(Data entries)
-- Start --
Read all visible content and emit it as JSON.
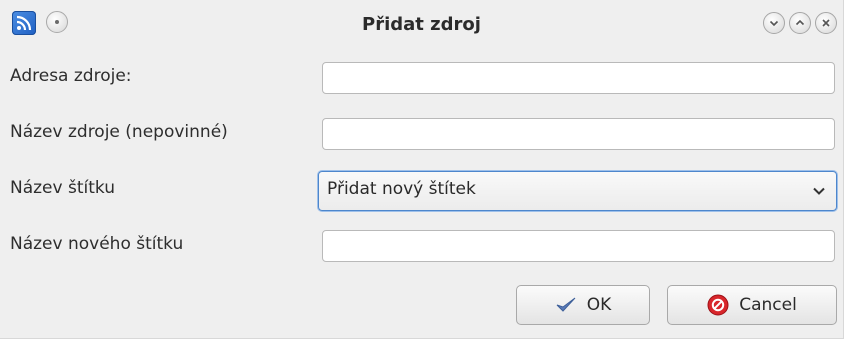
{
  "window": {
    "title": "Přidat zdroj"
  },
  "titlebar": {
    "app_icon": "rss-feed-icon",
    "menu_icon": "window-menu-icon",
    "buttons": [
      "minimize-icon",
      "maximize-icon",
      "close-icon"
    ]
  },
  "form": {
    "source_address_label": "Adresa zdroje:",
    "source_address_value": "",
    "source_name_label": "Název zdroje (nepovinné)",
    "source_name_value": "",
    "tag_name_label": "Název štítku",
    "tag_name_selected": "Přidat nový štítek",
    "new_tag_name_label": "Název nového štítku",
    "new_tag_name_value": ""
  },
  "buttons": {
    "ok_label": "OK",
    "ok_icon": "checkmark-icon",
    "cancel_label": "Cancel",
    "cancel_icon": "cancel-circle-icon"
  },
  "colors": {
    "focus_border": "#4d86cc",
    "ok_icon": "#5a7bb8",
    "cancel_icon": "#d8262b"
  }
}
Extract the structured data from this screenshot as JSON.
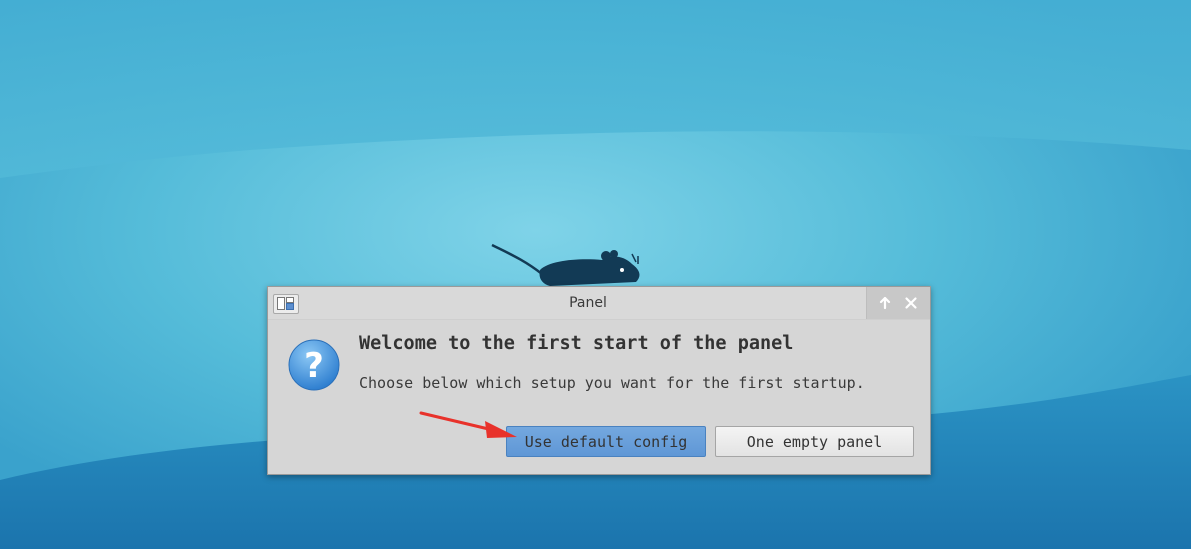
{
  "desktop": {
    "background_colors": {
      "base": "#3fa6cf",
      "highlight": "#74cbe3",
      "bottom": "#1f7fb3"
    }
  },
  "dialog": {
    "title": "Panel",
    "heading": "Welcome to the first start of the panel",
    "message": "Choose below which setup you want for the first startup.",
    "icon": "question-icon",
    "buttons": {
      "default_config": "Use default config",
      "empty_panel": "One empty panel"
    },
    "titlebar_icons": [
      "arrow-up-icon",
      "close-icon"
    ]
  },
  "annotation": {
    "arrow_color": "#e8322b"
  }
}
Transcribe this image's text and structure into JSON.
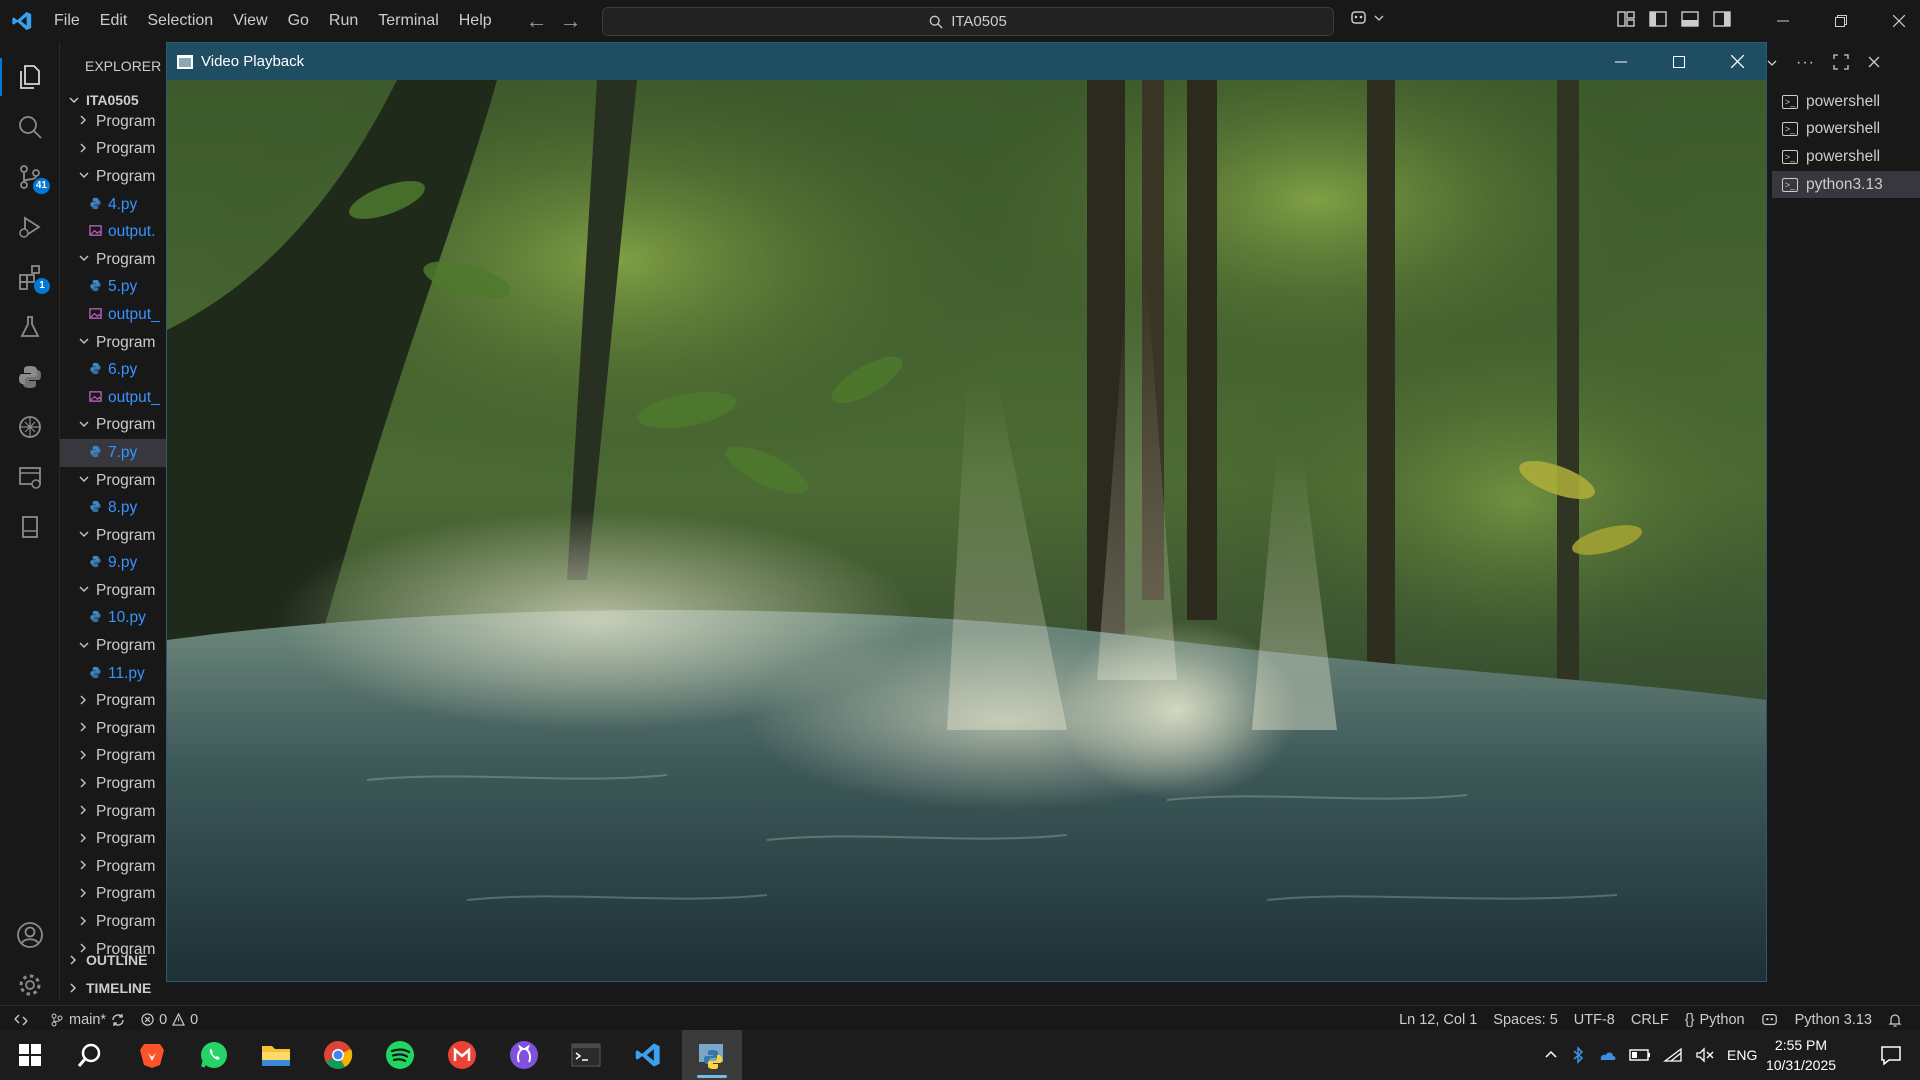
-- End --
Search the entries for the word "štítku" and copy every line that has it.

    "tag_name_label": "Název štítku",
    "new_tag_name_label": "Název nového štítku",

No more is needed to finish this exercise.